[Records from a collection of figures]
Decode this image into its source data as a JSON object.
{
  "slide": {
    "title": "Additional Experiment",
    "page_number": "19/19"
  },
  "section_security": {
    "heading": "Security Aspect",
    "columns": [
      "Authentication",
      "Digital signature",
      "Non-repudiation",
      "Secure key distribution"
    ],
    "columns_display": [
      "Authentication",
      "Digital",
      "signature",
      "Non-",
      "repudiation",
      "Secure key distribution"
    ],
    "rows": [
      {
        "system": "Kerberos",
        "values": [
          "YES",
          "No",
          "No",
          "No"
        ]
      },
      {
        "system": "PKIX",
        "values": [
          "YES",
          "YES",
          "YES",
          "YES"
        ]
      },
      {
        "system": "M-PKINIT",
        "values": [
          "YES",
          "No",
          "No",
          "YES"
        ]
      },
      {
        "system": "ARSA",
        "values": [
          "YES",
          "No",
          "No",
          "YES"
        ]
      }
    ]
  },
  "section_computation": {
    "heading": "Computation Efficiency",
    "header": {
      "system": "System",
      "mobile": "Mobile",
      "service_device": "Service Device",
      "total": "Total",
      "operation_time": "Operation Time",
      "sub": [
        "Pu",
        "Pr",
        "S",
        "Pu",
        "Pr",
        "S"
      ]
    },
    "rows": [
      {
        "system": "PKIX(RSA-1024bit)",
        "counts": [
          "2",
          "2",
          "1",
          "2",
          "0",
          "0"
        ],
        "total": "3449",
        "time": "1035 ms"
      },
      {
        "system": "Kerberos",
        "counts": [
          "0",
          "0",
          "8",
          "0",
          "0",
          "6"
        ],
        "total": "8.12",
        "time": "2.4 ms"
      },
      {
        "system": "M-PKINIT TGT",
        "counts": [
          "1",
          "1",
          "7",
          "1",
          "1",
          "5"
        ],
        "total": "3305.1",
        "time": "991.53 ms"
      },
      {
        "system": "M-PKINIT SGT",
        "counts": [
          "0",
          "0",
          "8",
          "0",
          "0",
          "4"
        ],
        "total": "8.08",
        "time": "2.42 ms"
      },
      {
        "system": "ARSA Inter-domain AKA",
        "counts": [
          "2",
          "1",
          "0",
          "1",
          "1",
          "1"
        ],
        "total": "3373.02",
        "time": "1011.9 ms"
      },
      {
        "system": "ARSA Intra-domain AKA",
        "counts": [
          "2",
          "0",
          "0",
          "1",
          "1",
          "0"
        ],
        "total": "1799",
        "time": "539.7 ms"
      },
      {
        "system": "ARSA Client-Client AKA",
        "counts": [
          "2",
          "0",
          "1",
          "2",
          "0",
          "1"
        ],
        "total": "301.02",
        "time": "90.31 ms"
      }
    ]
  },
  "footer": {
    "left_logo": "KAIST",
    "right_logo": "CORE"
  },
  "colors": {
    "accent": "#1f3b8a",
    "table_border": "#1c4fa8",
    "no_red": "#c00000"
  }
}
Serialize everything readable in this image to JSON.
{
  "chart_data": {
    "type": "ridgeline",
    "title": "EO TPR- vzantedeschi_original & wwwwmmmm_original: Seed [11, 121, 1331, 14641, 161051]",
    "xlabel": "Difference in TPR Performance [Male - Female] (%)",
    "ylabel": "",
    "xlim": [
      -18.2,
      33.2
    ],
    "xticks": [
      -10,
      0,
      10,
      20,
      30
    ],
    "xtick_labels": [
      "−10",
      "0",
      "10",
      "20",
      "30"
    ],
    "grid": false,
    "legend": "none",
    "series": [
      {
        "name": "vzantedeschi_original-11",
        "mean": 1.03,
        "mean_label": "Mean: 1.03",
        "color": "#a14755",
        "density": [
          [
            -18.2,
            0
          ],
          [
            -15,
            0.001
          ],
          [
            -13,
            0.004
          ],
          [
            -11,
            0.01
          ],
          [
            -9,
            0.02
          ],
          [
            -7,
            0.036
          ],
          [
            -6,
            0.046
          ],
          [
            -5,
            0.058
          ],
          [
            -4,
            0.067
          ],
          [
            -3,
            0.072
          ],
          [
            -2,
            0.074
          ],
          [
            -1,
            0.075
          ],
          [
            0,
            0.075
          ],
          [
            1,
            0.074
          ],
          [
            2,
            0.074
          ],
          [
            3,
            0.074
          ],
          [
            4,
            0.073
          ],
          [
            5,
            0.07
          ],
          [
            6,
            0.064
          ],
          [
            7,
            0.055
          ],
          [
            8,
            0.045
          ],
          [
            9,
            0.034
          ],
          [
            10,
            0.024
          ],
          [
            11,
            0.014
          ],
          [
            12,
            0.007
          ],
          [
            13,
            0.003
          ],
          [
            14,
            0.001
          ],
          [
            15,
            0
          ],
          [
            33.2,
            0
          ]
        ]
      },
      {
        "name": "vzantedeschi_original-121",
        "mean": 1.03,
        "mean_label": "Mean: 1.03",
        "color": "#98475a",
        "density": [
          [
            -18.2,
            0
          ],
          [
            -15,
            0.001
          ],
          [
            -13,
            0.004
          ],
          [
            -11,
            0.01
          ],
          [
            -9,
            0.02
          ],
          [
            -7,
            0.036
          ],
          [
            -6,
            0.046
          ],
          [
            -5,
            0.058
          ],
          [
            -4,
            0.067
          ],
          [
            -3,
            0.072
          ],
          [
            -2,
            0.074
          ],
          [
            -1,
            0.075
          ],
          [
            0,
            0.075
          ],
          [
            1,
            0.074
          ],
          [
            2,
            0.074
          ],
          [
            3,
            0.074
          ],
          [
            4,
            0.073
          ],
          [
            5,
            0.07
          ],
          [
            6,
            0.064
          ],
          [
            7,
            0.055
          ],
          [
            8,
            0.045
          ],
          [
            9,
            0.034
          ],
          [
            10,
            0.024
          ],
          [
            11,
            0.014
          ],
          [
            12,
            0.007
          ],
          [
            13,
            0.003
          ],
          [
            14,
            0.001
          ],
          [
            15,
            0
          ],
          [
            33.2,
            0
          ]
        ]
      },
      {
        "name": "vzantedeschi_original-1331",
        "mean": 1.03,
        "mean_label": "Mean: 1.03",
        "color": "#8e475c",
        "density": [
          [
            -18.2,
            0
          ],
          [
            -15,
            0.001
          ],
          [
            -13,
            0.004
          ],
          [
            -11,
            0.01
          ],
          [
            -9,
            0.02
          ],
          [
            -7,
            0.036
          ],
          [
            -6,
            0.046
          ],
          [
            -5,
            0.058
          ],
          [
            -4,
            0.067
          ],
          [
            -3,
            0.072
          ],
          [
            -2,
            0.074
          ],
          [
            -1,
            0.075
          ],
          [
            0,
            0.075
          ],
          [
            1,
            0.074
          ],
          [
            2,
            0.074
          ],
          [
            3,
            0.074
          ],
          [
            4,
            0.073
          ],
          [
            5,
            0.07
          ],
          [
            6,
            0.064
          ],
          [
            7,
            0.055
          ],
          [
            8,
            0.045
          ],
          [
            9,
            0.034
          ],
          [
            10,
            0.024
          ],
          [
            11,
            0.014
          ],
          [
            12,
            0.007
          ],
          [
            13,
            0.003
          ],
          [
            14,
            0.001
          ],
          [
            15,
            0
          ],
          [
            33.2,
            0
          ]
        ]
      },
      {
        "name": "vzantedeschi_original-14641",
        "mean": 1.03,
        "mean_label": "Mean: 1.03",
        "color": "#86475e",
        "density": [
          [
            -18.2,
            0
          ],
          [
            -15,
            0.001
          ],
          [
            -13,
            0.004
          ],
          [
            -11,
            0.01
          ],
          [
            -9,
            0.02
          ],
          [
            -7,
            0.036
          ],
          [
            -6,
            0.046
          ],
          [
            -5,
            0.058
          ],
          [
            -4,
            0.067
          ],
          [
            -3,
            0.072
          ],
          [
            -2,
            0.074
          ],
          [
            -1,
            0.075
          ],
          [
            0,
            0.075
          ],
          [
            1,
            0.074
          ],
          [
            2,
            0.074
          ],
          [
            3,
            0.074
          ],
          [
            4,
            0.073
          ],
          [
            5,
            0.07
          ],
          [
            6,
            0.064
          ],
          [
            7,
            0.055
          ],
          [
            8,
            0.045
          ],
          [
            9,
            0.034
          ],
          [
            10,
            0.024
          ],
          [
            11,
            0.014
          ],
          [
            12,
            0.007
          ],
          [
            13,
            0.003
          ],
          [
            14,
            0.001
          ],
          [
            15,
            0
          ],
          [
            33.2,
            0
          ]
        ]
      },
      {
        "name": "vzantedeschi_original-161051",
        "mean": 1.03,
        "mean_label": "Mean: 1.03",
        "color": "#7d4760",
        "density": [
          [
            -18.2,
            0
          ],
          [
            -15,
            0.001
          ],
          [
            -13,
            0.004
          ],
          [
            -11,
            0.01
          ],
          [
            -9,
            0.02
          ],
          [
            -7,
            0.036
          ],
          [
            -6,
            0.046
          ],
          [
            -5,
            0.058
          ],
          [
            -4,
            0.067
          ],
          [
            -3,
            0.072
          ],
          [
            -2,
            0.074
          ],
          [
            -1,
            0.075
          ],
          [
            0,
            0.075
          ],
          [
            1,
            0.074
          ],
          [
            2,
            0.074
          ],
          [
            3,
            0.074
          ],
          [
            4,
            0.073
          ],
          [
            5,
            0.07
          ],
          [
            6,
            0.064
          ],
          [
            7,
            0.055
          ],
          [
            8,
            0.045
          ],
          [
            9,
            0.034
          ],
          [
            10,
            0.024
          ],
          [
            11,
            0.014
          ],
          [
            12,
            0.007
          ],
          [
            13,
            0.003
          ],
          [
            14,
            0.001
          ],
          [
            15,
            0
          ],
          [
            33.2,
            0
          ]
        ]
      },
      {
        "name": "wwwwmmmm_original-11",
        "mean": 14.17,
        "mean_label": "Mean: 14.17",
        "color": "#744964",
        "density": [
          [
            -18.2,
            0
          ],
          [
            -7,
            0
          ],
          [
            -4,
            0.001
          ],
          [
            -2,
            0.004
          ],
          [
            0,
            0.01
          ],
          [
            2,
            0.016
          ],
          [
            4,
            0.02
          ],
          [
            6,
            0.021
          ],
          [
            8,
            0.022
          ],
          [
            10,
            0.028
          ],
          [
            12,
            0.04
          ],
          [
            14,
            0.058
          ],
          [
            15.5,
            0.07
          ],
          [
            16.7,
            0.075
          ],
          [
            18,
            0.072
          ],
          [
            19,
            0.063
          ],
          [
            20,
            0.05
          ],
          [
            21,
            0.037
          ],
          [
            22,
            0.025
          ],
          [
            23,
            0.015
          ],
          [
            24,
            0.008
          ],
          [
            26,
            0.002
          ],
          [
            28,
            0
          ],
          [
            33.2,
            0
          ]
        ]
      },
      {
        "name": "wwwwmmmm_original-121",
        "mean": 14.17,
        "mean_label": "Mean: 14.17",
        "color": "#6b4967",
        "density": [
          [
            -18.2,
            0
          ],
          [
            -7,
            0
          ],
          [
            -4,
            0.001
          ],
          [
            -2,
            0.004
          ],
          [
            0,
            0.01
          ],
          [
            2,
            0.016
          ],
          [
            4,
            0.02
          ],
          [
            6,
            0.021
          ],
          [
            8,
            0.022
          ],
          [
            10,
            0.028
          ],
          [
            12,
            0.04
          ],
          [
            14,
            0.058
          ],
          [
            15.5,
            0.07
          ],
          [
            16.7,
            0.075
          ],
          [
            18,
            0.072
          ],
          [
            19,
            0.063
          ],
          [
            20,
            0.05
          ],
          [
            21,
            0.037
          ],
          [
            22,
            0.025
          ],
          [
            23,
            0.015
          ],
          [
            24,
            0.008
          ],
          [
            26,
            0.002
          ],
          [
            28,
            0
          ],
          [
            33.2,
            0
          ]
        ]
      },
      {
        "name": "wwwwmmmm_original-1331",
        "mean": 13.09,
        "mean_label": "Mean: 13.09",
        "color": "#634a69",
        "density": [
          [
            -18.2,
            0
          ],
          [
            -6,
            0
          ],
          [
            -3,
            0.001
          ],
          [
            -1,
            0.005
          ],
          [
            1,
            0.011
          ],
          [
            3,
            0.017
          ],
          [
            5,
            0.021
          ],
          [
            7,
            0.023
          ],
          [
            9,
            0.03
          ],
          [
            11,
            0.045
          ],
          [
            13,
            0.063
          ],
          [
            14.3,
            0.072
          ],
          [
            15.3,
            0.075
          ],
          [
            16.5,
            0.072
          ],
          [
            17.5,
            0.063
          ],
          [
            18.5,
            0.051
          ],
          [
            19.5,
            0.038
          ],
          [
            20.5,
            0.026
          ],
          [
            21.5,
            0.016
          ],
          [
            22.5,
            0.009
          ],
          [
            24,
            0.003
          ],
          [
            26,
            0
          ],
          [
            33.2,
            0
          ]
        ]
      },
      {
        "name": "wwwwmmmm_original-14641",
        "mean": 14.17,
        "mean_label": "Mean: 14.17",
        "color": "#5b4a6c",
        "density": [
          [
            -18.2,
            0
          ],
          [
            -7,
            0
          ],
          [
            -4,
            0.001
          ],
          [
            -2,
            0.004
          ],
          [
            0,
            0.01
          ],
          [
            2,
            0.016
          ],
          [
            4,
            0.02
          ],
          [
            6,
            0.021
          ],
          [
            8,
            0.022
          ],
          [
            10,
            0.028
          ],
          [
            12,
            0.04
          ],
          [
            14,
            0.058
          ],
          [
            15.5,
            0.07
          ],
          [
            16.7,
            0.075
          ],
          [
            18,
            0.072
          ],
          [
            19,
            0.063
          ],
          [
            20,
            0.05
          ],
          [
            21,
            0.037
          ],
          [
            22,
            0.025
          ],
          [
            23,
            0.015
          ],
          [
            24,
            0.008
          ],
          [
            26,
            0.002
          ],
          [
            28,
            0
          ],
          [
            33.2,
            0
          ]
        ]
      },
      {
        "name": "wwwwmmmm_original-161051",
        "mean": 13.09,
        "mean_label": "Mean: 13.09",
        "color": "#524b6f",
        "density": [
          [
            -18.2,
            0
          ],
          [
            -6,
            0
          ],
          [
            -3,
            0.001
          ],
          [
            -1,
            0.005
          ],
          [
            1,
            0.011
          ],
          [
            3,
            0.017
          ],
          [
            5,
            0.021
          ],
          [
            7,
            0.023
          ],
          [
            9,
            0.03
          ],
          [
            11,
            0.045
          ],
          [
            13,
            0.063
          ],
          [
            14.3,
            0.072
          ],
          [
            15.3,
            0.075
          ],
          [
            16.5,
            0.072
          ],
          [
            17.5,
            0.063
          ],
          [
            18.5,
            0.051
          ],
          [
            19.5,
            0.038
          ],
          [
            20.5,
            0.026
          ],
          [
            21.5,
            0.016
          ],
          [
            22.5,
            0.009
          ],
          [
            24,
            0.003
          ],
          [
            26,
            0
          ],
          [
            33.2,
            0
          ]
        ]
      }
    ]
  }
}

• _Required work_: Copy every line that includes the string "ARSA" from the material above.

• _Expected output_:
        "system": "ARSA",
        "system": "ARSA Inter-domain AKA",
        "system": "ARSA Intra-domain AKA",
        "system": "ARSA Client-Client AKA",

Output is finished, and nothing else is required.